EXERCISE BRIEF: Can you copy every line of the entries below, character for character, with nothing changed or left out?

***** ENTRIES SHOWN

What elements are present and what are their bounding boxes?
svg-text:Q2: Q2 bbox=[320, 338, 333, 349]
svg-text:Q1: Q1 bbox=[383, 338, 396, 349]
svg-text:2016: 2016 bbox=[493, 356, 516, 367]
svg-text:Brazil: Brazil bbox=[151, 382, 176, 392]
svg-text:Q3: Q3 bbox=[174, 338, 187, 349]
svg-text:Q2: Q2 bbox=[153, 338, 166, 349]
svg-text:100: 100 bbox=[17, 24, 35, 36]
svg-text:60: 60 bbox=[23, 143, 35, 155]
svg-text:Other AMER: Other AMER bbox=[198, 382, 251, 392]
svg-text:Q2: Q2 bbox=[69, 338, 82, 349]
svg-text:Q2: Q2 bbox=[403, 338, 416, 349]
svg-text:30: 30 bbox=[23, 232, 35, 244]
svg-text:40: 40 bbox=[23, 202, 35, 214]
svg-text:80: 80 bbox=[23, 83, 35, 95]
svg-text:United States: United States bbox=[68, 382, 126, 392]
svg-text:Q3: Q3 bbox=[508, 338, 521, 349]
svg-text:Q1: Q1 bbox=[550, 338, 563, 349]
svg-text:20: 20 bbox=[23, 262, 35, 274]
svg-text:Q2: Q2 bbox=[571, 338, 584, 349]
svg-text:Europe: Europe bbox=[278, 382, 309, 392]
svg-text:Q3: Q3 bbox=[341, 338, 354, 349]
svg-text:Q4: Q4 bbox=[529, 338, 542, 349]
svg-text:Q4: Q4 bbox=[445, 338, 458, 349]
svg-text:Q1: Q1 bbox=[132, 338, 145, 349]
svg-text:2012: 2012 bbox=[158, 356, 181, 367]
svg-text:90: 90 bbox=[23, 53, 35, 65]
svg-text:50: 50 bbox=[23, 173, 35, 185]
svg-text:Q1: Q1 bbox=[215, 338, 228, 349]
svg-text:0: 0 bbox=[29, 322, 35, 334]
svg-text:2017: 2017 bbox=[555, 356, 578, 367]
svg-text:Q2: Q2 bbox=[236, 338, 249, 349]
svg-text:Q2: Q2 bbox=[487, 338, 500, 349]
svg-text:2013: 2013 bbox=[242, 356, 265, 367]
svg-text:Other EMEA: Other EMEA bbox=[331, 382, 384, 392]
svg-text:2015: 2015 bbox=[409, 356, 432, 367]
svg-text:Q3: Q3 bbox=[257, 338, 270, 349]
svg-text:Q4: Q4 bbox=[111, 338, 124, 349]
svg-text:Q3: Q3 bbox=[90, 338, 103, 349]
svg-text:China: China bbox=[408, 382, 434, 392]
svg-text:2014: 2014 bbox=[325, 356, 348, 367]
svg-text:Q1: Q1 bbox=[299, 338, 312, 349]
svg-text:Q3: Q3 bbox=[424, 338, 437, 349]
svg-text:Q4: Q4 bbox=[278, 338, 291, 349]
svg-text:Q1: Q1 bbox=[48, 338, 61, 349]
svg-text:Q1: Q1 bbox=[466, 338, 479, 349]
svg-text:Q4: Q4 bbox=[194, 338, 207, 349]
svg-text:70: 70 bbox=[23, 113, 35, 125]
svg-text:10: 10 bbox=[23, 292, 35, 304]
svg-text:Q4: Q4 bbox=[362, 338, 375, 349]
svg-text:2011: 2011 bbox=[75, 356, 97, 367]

**********

EXPECTED ANSWER:
What elements are present and what are their bounding boxes?
svg-text:Q2: Q2 bbox=[320, 338, 333, 349]
svg-text:Q1: Q1 bbox=[383, 338, 396, 349]
svg-text:2016: 2016 bbox=[493, 356, 516, 367]
svg-text:Brazil: Brazil bbox=[151, 382, 176, 392]
svg-text:Q3: Q3 bbox=[174, 338, 187, 349]
svg-text:Q2: Q2 bbox=[153, 338, 166, 349]
svg-text:100: 100 bbox=[17, 24, 35, 36]
svg-text:60: 60 bbox=[23, 143, 35, 155]
svg-text:Other AMER: Other AMER bbox=[198, 382, 251, 392]
svg-text:Q2: Q2 bbox=[69, 338, 82, 349]
svg-text:Q2: Q2 bbox=[403, 338, 416, 349]
svg-text:30: 30 bbox=[23, 232, 35, 244]
svg-text:40: 40 bbox=[23, 202, 35, 214]
svg-text:80: 80 bbox=[23, 83, 35, 95]
svg-text:United States: United States bbox=[68, 382, 126, 392]
svg-text:Q3: Q3 bbox=[508, 338, 521, 349]
svg-text:Q1: Q1 bbox=[550, 338, 563, 349]
svg-text:20: 20 bbox=[23, 262, 35, 274]
svg-text:Q2: Q2 bbox=[571, 338, 584, 349]
svg-text:Europe: Europe bbox=[278, 382, 309, 392]
svg-text:Q3: Q3 bbox=[341, 338, 354, 349]
svg-text:Q4: Q4 bbox=[529, 338, 542, 349]
svg-text:Q4: Q4 bbox=[445, 338, 458, 349]
svg-text:Q1: Q1 bbox=[132, 338, 145, 349]
svg-text:2012: 2012 bbox=[158, 356, 181, 367]
svg-text:90: 90 bbox=[23, 53, 35, 65]
svg-text:50: 50 bbox=[23, 173, 35, 185]
svg-text:Q1: Q1 bbox=[215, 338, 228, 349]
svg-text:0: 0 bbox=[29, 322, 35, 334]
svg-text:2017: 2017 bbox=[555, 356, 578, 367]
svg-text:Q2: Q2 bbox=[236, 338, 249, 349]
svg-text:Q2: Q2 bbox=[487, 338, 500, 349]
svg-text:2013: 2013 bbox=[242, 356, 265, 367]
svg-text:Other EMEA: Other EMEA bbox=[331, 382, 384, 392]
svg-text:2015: 2015 bbox=[409, 356, 432, 367]
svg-text:Q3: Q3 bbox=[257, 338, 270, 349]
svg-text:Q4: Q4 bbox=[111, 338, 124, 349]
svg-text:Q3: Q3 bbox=[90, 338, 103, 349]
svg-text:China: China bbox=[408, 382, 434, 392]
svg-text:2014: 2014 bbox=[325, 356, 348, 367]
svg-text:Q1: Q1 bbox=[299, 338, 312, 349]
svg-text:Q3: Q3 bbox=[424, 338, 437, 349]
svg-text:Q4: Q4 bbox=[278, 338, 291, 349]
svg-text:Q1: Q1 bbox=[48, 338, 61, 349]
svg-text:Q1: Q1 bbox=[466, 338, 479, 349]
svg-text:Q4: Q4 bbox=[194, 338, 207, 349]
svg-text:70: 70 bbox=[23, 113, 35, 125]
svg-text:10: 10 bbox=[23, 292, 35, 304]
svg-text:Q4: Q4 bbox=[362, 338, 375, 349]
svg-text:2011: 2011 bbox=[75, 356, 97, 367]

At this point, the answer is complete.